Stated problem 1:
Rewrite the passage of the movie review below that begins at "Viola Davis (Fences" and stops after "to the crowd.", putting "sensual" in place of "sultry".
Stated problem 2:
According to the movie review below, in what year was the song that gives the film its title recorded?

Movie Review - Ma Rainey's Black Bottom

The title of this film is the title of a song that was recorded in 1927. The song references a popular dance called "Black Bottom" that African-Americans invented, utilizing their actual derriere. However, the song isn't a dance song. It's a blues song. The woman who recorded it was Ma Rainey, a blues singer who was nicknamed the "Mother of the Blues." She started performing in the late 1890's. She didn't rise to prominence until the 1910's, until right before World War I. She toured the country with a vaudeville troupe. It wasn't until the 1920's that music companies began putting African-Americans on vinyl. Ma Rainey was so popular by that time that she was offered a contract and asked to record her songs in Chicago. This occurred around the time of the Great Migration, which was a cosmic shift of the African-American population. Black folks had mostly lived in the south until they started moving northward to cities like New York, Philadelphia and Chicago.

Africans-Americans moved northward or westward in order to get away from the Jim Crow south and the racial segregation and discrimination, particularly the poor economic conditions that kept them down. They went northward to pursue more opportunities and better jobs. In effect, that's what Ma Rainey did. She was born in Georgia. She then went to Chicago to record her songs and make more money. Pulitzer Prize and Tony Award-winner, August Wilson wrote the 1984 play on which this film is based. The play focuses on one day in the life of Ma Rainey, the day that she and her band left Georgia and came to Chicago to record her songs and start making better money. Adapted by actor-turned-writer Ruben Santiago-Hudson (Lackawanna Blues) and directed by Tony Award-winner, George C. Wolfe (The Immortal Life of Henrietta Lacks and Lackawanna Blues), this film brings to life the play that had its revival in 2003 on Broadway.

Viola Davis (Fences and How To Get Away With Murder) stars as Ma Rainey, a blues singer who has a very large presence on stage. She's very sultry and very voluptuous. She can be very seductive in front of an audience. She can be quite lurid on stage as well. This comes out of her vaudeville background, which embraced burlesque shows where women would wear all kinds of makeup or they would strip and reveal skin, peaking out of large feathers and fanning certain parts with those feathers. Ma Rainey didn't strip, but she makes provocative moves like bending over and squatting low to accentuate her "black bottom" as it were. She would pucker her lips and sing her lyrics as if she's kissing each word, gyrating as if she's making love to the crowd.

Records supplied:

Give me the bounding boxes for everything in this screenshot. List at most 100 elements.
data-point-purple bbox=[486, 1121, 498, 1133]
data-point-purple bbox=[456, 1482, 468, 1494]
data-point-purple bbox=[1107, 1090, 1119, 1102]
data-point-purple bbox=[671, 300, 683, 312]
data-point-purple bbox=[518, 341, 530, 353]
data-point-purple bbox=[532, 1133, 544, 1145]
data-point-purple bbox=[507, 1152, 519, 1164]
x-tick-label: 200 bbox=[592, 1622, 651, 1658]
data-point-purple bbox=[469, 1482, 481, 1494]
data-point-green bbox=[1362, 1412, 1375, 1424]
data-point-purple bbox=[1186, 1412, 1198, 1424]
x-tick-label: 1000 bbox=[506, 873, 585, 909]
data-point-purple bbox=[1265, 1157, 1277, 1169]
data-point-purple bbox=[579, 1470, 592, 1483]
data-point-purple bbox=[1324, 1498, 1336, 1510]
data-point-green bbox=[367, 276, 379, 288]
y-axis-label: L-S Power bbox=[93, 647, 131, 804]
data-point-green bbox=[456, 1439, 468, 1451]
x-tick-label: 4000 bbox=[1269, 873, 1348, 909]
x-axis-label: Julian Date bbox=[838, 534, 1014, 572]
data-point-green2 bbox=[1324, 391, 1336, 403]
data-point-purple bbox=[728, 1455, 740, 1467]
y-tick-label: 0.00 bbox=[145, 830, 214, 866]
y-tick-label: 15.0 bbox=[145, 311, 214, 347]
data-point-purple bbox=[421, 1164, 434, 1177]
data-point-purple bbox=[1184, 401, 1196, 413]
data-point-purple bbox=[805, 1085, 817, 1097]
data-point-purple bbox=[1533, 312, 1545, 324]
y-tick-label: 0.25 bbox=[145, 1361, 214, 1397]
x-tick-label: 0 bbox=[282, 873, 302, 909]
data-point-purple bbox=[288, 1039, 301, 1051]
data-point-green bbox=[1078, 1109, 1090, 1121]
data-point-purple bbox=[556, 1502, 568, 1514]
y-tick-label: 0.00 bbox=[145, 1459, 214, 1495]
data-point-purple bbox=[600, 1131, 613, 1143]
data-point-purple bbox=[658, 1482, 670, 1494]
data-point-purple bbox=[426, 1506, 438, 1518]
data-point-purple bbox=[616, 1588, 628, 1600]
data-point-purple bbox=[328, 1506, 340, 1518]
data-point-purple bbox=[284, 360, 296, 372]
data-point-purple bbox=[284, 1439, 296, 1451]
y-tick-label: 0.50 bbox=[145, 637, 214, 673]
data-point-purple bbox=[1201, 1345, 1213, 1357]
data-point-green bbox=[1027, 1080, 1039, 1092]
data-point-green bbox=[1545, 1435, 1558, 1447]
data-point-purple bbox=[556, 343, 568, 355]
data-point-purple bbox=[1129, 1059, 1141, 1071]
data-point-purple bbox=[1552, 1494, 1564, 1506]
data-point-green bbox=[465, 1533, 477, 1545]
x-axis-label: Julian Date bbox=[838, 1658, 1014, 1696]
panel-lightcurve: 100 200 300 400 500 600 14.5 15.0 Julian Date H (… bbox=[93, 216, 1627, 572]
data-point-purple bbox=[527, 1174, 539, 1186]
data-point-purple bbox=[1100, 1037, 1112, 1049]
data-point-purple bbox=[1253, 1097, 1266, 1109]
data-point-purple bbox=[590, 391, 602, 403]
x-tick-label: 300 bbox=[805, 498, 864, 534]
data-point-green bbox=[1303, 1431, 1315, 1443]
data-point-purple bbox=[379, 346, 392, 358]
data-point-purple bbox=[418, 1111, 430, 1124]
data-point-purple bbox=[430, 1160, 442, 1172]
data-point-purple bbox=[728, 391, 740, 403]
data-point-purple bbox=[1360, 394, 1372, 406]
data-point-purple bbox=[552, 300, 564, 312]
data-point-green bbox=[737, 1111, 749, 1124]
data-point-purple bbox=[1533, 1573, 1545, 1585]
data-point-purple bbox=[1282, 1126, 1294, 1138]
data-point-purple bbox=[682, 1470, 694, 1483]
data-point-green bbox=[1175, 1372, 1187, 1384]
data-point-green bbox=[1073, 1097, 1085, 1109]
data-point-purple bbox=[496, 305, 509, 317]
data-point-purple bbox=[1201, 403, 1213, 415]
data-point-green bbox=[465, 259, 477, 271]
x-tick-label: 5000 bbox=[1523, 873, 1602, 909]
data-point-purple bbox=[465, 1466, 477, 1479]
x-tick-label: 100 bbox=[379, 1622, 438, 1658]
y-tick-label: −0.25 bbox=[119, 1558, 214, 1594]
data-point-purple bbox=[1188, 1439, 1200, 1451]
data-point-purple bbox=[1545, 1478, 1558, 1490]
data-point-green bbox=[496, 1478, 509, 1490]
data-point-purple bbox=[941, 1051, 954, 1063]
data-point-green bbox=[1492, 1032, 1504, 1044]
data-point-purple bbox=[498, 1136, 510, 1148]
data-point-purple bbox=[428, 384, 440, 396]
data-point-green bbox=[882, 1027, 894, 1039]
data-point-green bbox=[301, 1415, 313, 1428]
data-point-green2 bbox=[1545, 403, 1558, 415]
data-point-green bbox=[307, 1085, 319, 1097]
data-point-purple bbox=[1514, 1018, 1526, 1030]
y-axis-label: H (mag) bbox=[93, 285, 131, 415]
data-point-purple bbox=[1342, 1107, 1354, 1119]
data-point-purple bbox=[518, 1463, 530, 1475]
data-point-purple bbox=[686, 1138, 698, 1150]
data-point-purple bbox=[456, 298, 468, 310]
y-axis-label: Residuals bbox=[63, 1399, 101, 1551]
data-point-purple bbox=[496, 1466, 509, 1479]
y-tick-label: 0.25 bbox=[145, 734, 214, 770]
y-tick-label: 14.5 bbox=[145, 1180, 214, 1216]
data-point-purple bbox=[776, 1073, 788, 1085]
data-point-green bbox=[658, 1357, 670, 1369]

Written response 1:
Viola Davis (Fences and How To Get Away With Murder) stars as Ma Rainey, a blues singer who has a very large presence on stage. She's very sensual and very voluptuous. She can be very seductive in front of an audience. She can be quite lurid on stage as well. This comes out of her vaudeville background, which embraced burlesque shows where women would wear all kinds of makeup or they would strip and reveal skin, peaking out of large feathers and fanning certain parts with those feathers. Ma Rainey didn't strip, but she makes provocative moves like bending over and squatting low to accentuate her "black bottom" as it were. She would pucker her lips and sing her lyrics as if she's kissing each word, gyrating as if she's making love to the crowd.

Written response 2:
1927